━━━ Raw data ━━━

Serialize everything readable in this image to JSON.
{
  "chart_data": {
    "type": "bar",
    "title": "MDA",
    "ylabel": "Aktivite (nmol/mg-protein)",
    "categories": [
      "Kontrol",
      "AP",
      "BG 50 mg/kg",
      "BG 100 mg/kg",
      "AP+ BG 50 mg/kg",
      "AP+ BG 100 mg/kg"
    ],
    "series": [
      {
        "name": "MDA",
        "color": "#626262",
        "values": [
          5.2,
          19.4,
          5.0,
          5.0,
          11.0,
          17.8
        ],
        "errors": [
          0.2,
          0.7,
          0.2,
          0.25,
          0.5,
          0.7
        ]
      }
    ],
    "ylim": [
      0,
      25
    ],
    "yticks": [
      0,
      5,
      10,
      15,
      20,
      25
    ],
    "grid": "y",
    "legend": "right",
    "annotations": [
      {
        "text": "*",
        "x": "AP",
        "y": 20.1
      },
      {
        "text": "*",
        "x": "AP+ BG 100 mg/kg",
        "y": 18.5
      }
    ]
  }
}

━━━

-- Exercise --
Provide a verbatim copy of all the entries.

-- Solved problem --
Serialize everything readable in this image to JSON.
{
  "chart_data": {
    "type": "bar",
    "title": "MDA",
    "ylabel": "Aktivite (nmol/mg-protein)",
    "categories": [
      "Kontrol",
      "AP",
      "BG 50 mg/kg",
      "BG 100 mg/kg",
      "AP+ BG 50 mg/kg",
      "AP+ BG 100 mg/kg"
    ],
    "series": [
      {
        "name": "MDA",
        "color": "#626262",
        "values": [
          5.2,
          19.4,
          5.0,
          5.0,
          11.0,
          17.8
        ],
        "errors": [
          0.2,
          0.7,
          0.2,
          0.25,
          0.5,
          0.7
        ]
      }
    ],
    "ylim": [
      0,
      25
    ],
    "yticks": [
      0,
      5,
      10,
      15,
      20,
      25
    ],
    "grid": "y",
    "legend": "right",
    "annotations": [
      {
        "text": "*",
        "x": "AP",
        "y": 20.1
      },
      {
        "text": "*",
        "x": "AP+ BG 100 mg/kg",
        "y": 18.5
      }
    ]
  }
}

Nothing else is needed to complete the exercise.